# Prompt
Give back exactly the lines that run from the line containing "What's the underlying" through the end of the listing below. Leave out every other line.

# # # # # # #

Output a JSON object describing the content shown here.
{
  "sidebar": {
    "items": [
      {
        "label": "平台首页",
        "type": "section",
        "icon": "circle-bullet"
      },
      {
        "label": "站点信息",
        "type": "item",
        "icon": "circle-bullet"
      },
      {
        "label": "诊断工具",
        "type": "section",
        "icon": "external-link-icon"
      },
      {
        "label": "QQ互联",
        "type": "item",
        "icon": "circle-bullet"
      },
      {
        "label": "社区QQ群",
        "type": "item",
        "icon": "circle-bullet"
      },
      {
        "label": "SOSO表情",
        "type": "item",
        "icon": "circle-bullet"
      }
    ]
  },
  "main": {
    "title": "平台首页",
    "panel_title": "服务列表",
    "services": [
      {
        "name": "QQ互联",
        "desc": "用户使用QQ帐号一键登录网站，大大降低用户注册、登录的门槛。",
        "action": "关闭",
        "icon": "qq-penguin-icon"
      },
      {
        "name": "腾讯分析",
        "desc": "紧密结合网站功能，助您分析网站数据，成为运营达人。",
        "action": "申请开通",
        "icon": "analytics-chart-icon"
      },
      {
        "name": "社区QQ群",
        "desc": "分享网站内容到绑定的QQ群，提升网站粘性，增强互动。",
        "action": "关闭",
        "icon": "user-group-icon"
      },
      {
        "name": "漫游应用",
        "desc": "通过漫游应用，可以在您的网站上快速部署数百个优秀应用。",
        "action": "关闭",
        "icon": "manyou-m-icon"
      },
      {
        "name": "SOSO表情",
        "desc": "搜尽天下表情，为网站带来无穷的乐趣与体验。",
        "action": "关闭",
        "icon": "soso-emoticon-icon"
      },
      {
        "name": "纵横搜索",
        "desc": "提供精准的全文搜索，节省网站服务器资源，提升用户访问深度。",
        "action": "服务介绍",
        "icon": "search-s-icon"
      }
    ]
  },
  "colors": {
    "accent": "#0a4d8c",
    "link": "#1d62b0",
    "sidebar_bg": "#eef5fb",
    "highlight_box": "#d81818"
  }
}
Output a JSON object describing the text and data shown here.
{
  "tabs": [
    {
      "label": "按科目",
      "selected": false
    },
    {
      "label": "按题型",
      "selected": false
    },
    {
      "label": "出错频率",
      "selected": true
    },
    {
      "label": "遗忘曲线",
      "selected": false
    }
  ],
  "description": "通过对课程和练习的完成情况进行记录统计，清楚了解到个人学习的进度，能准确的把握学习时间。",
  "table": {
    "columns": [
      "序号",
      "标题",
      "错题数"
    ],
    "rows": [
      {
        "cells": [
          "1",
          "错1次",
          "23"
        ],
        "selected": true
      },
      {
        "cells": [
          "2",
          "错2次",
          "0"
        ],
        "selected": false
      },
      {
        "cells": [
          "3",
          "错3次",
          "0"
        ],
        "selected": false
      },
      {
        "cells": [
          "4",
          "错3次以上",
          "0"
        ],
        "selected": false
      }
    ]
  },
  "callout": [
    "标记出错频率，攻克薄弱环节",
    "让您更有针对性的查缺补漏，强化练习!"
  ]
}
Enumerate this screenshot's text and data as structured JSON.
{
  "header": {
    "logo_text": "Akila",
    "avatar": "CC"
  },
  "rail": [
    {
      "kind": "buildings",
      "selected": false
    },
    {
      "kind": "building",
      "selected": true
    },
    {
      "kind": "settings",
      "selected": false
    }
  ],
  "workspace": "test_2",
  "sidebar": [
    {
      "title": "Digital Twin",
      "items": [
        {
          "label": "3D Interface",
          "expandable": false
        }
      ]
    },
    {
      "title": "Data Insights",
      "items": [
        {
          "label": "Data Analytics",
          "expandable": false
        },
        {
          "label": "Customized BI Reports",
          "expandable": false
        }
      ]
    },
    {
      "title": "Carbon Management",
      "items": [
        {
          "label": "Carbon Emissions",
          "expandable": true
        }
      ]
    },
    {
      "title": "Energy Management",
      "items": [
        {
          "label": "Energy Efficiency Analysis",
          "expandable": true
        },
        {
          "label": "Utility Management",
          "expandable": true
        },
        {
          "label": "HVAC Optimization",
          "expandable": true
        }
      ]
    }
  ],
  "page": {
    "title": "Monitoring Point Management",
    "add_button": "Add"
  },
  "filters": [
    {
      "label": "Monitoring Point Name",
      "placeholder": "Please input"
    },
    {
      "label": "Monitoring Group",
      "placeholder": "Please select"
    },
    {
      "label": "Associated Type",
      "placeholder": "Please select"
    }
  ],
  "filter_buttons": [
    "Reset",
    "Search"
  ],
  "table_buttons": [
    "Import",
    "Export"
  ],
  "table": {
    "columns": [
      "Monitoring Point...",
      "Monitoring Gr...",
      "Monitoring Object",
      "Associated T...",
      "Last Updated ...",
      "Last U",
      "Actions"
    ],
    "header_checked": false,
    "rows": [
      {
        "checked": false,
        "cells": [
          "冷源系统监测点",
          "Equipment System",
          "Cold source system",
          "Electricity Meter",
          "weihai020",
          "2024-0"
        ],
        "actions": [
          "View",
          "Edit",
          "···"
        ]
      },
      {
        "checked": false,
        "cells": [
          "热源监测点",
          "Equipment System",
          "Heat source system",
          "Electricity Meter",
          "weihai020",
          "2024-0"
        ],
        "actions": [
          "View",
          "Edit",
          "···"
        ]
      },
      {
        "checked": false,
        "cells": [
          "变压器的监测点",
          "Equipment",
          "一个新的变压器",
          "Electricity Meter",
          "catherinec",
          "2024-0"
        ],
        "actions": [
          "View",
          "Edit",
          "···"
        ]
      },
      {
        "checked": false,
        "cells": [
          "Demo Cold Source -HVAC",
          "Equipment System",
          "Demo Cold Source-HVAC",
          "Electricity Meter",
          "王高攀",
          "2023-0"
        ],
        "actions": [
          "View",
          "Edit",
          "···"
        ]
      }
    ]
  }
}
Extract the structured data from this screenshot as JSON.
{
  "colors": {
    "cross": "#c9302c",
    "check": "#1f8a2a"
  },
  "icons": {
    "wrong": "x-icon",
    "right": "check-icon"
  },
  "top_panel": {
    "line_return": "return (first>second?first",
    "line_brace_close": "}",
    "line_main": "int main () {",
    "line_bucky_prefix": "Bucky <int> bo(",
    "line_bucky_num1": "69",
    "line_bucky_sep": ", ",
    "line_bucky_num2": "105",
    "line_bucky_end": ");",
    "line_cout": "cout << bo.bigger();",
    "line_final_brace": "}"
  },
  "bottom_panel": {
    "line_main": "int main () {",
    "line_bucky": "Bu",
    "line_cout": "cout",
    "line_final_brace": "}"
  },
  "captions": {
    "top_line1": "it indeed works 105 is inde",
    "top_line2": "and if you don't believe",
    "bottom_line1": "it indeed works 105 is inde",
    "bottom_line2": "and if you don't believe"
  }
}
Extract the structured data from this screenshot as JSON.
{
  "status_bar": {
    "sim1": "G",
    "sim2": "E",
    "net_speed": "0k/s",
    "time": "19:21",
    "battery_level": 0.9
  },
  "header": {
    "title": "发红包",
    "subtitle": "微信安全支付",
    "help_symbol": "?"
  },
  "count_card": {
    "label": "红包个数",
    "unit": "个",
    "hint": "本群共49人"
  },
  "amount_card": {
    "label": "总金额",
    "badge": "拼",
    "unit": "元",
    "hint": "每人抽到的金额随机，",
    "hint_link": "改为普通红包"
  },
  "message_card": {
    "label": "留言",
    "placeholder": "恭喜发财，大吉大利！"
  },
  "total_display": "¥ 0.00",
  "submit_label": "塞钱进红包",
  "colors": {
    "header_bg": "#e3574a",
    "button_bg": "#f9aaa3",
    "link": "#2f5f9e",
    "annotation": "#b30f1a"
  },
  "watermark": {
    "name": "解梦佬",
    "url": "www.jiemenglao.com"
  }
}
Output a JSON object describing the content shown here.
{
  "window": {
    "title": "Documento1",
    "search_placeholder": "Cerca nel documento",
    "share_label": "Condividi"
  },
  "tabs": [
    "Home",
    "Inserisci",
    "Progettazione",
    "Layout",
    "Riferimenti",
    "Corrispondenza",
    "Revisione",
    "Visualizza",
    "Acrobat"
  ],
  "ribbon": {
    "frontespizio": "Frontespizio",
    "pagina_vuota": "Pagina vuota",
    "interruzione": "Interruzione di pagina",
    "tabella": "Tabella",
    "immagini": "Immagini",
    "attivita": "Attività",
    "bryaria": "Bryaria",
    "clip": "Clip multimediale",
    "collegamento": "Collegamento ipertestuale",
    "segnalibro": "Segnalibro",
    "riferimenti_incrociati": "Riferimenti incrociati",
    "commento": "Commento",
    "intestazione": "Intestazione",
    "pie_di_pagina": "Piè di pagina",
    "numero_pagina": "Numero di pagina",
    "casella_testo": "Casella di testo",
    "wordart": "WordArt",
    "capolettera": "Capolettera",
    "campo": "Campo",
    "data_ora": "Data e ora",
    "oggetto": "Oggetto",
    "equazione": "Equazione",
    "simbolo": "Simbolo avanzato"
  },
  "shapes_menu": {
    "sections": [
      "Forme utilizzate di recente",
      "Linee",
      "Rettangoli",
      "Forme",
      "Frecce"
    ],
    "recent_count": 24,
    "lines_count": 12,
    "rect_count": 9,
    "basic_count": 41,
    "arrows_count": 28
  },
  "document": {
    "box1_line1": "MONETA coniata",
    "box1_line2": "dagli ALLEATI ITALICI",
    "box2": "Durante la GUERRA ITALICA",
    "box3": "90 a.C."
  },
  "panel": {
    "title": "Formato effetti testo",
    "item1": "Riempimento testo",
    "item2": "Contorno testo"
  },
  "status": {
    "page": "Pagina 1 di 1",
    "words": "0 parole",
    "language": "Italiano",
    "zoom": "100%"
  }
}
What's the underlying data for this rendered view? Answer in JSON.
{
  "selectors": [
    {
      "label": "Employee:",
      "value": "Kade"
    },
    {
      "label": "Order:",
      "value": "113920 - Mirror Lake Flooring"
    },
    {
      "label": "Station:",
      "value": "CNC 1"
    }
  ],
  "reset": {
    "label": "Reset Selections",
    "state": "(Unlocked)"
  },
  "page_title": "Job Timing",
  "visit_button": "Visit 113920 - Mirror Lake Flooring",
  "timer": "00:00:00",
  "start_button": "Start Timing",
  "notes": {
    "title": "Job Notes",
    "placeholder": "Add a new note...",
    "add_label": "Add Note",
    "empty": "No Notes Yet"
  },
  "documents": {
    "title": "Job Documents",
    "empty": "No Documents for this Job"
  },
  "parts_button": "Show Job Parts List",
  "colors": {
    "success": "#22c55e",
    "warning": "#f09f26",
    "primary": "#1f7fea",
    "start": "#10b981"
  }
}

# # # # # # #

# Result for this exercise
What's the underlying data for this rendered view? Answer in JSON.
{
  "selectors": [
    {
      "label": "Employee:",
      "value": "Kade"
    },
    {
      "label": "Order:",
      "value": "113920 - Mirror Lake Flooring"
    },
    {
      "label": "Station:",
      "value": "CNC 1"
    }
  ],
  "reset": {
    "label": "Reset Selections",
    "state": "(Unlocked)"
  },
  "page_title": "Job Timing",
  "visit_button": "Visit 113920 - Mirror Lake Flooring",
  "timer": "00:00:00",
  "start_button": "Start Timing",
  "notes": {
    "title": "Job Notes",
    "placeholder": "Add a new note...",
    "add_label": "Add Note",
    "empty": "No Notes Yet"
  },
  "documents": {
    "title": "Job Documents",
    "empty": "No Documents for this Job"
  },
  "parts_button": "Show Job Parts List",
  "colors": {
    "success": "#22c55e",
    "warning": "#f09f26",
    "primary": "#1f7fea",
    "start": "#10b981"
  }
}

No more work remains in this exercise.